### Material to process
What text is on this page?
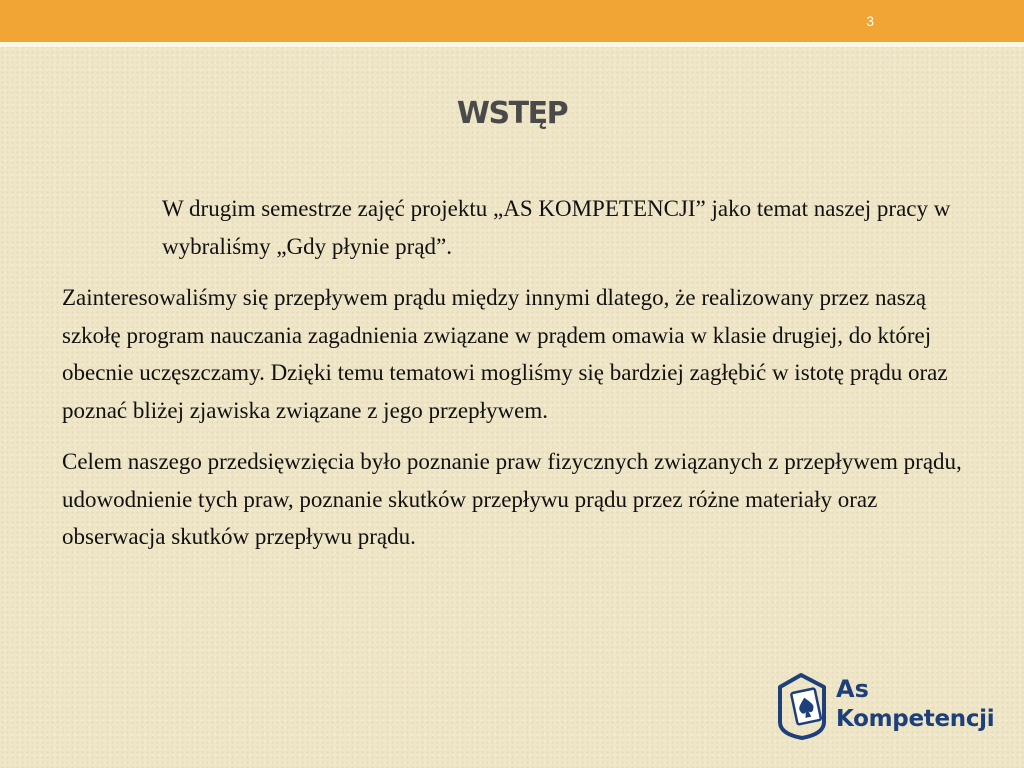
3
WSTĘP

W drugim semestrze zajęć projektu „AS KOMPETENCJI” jako temat naszej pracy w wybraliśmy „Gdy płynie prąd”.

Zainteresowaliśmy się przepływem prądu między innymi dlatego, że realizowany przez naszą szkołę program nauczania zagadnienia związane w prądem omawia w klasie drugiej, do której obecnie uczęszczamy. Dzięki temu tematowi mogliśmy się bardziej zagłębić w istotę prądu oraz poznać bliżej zjawiska związane z jego przepływem.

Celem naszego przedsięwzięcia było poznanie praw fizycznych związanych z przepływem prądu, udowodnienie tych praw, poznanie skutków przepływu prądu przez różne materiały oraz obserwacja skutków przepływu prądu.

As
Kompetencji
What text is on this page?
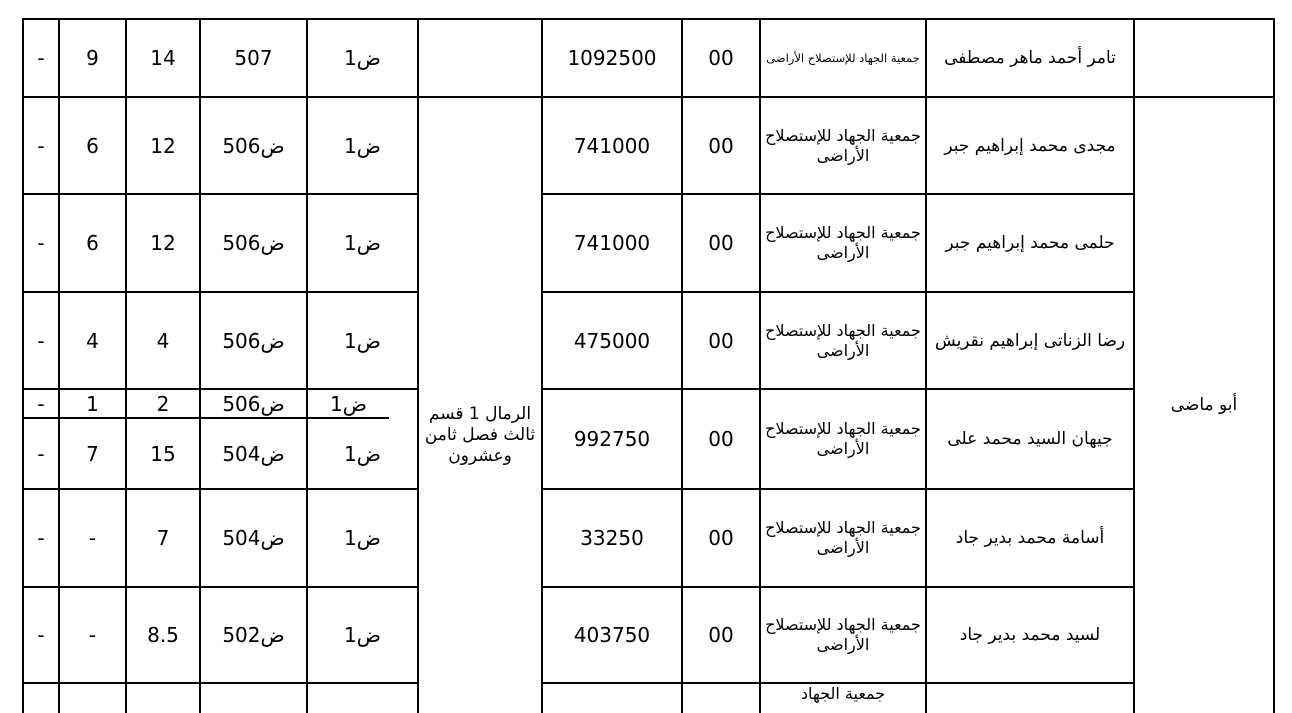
أبو ماضى
الرمال 1 قسم ثالث فصل ثامن وعشرون
تامر أحمد ماهر مصطفى
جمعية الجهاد للإستصلاح الأراضى
00
1092500
ض1
507
14
9
-
مجدى محمد إبراهيم جبر
جمعية الجهاد للإستصلاح الأراضى
00
741000
ض1
ض506
12
6
-
حلمى محمد إبراهيم جبر
جمعية الجهاد للإستصلاح الأراضى
00
741000
ض1
ض506
12
6
-
رضا الزناتى إبراهيم نقريش
جمعية الجهاد للإستصلاح الأراضى
00
475000
ض1
ض506
4
4
-
جيهان السيد محمد على
جمعية الجهاد للإستصلاح الأراضى
00
992750
ض1
ض506
2
1
-
ض1
ض504
15
7
-
أسامة محمد بدير جاد
جمعية الجهاد للإستصلاح الأراضى
00
33250
ض1
ض504
7
-
-
لسيد محمد بدير جاد
جمعية الجهاد للإستصلاح الأراضى
00
403750
ض1
ض502
8.5
-
-
جمعية الجهاد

### Task description
Within the listing above, find every line containing the string "إبراهيم" and return it.

### Result of the exercise
مجدى محمد إبراهيم جبر
حلمى محمد إبراهيم جبر
رضا الزناتى إبراهيم نقريش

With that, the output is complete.